*To do*: Your answer should repeat every line of the records below in which the word "screenshot" appears.

*Listed entries*:
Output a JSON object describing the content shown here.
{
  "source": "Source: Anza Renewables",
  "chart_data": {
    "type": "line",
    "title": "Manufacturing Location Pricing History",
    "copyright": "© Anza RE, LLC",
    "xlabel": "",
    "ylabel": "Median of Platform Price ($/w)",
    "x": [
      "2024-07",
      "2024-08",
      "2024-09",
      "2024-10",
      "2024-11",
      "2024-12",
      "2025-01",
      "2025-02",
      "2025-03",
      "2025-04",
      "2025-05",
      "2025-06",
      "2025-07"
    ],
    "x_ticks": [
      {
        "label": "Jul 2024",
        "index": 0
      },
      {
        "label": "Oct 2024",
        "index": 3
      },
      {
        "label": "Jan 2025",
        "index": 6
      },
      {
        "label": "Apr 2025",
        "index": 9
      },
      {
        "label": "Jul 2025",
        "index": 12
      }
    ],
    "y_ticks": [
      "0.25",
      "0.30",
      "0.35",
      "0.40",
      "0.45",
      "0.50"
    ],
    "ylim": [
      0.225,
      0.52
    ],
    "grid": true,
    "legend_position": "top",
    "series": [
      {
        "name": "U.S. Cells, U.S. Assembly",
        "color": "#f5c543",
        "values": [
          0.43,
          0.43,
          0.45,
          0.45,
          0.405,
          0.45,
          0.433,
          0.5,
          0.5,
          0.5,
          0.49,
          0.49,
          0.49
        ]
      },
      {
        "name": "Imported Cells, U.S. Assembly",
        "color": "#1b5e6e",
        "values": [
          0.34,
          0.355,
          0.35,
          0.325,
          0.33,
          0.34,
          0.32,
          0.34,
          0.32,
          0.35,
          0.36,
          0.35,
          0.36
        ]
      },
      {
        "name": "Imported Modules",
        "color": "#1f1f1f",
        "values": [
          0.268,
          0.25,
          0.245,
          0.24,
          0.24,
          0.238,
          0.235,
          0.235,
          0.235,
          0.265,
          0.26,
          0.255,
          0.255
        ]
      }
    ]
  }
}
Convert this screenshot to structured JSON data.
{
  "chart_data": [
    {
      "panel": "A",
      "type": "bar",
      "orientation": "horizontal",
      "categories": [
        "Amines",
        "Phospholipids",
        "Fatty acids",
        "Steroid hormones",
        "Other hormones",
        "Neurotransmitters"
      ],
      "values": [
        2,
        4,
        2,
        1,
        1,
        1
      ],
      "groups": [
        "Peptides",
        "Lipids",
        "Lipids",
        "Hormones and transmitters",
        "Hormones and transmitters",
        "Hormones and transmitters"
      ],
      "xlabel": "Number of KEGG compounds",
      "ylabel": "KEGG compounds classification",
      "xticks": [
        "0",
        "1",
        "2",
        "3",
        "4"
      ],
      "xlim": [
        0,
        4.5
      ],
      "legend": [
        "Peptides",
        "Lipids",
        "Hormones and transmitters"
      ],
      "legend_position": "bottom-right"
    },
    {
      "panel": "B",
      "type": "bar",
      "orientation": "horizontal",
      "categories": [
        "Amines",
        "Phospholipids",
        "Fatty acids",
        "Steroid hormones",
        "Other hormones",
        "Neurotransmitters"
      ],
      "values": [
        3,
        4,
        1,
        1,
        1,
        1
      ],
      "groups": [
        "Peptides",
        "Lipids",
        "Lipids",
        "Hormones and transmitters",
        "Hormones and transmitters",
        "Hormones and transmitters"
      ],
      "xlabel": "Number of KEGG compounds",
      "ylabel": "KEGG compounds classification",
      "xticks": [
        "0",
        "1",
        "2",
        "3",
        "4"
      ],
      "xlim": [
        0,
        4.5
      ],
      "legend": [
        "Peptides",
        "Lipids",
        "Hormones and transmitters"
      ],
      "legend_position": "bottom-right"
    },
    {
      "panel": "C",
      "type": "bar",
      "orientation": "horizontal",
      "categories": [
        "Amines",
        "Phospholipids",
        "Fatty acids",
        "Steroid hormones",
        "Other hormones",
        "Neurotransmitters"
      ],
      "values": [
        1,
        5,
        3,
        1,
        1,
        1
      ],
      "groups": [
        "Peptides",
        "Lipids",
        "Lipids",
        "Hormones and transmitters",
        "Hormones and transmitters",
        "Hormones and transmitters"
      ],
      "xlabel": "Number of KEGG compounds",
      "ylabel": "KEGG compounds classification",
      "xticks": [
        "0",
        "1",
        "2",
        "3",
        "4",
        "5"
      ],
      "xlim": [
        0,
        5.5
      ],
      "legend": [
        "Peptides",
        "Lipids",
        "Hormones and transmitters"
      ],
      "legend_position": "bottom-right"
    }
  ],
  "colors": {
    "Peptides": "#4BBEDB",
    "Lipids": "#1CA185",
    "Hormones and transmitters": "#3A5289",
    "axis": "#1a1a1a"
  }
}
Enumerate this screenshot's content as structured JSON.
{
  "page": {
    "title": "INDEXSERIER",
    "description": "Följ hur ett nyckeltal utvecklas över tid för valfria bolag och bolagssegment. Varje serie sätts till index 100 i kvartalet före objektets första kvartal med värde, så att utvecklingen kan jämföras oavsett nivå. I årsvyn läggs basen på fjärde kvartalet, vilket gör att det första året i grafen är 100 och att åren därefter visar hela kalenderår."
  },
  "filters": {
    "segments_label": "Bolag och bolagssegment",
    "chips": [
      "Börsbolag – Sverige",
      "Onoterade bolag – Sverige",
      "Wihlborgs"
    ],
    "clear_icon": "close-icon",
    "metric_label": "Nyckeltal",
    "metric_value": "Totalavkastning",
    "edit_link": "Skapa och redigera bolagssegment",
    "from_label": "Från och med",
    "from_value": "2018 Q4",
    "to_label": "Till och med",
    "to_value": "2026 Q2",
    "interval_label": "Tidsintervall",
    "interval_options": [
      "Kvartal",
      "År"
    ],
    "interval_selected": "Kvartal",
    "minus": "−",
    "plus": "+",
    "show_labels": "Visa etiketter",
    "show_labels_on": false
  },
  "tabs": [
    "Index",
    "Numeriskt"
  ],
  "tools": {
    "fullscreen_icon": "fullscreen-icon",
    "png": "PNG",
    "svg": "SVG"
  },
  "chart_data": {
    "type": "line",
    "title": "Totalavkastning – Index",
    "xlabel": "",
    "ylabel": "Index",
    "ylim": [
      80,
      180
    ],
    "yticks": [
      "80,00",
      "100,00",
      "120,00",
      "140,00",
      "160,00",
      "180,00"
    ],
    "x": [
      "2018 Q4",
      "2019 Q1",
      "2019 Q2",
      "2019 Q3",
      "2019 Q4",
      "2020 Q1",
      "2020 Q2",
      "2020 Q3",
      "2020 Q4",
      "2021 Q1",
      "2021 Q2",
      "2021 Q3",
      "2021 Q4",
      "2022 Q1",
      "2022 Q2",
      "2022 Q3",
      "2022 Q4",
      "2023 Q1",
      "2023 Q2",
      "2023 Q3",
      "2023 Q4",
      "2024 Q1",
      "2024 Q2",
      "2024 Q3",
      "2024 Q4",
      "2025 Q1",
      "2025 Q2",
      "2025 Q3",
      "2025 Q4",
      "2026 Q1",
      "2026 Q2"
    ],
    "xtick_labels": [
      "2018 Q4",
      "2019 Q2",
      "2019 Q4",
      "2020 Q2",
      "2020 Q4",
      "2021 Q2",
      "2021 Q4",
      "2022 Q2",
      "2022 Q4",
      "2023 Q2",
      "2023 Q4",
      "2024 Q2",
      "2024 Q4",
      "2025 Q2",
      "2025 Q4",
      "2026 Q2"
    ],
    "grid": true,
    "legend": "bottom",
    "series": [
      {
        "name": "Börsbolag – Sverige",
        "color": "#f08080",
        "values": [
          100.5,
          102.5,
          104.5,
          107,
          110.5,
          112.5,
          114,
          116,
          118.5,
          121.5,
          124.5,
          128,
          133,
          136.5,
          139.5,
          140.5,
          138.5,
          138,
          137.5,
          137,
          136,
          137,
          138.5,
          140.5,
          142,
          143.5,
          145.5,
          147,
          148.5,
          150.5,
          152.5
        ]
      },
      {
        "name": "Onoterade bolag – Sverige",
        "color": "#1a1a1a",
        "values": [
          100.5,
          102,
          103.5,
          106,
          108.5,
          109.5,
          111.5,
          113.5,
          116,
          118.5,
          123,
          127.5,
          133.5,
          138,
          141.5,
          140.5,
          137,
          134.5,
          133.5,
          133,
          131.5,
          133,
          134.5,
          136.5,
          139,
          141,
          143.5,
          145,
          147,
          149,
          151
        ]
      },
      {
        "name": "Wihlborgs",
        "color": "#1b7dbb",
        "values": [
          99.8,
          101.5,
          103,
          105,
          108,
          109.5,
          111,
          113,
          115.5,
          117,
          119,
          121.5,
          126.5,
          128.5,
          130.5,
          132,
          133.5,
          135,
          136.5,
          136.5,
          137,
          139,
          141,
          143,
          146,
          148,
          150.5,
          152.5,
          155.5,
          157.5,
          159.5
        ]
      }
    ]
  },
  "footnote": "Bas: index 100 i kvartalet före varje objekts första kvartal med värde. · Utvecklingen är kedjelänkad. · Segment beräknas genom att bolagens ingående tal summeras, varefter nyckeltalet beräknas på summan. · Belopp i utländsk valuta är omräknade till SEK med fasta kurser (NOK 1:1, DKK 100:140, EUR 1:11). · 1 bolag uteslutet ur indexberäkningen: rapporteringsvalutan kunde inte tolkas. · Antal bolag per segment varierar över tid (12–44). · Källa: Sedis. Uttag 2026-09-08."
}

*Reply*:
Convert this screenshot to structured JSON data.
Enumerate this screenshot's content as structured JSON.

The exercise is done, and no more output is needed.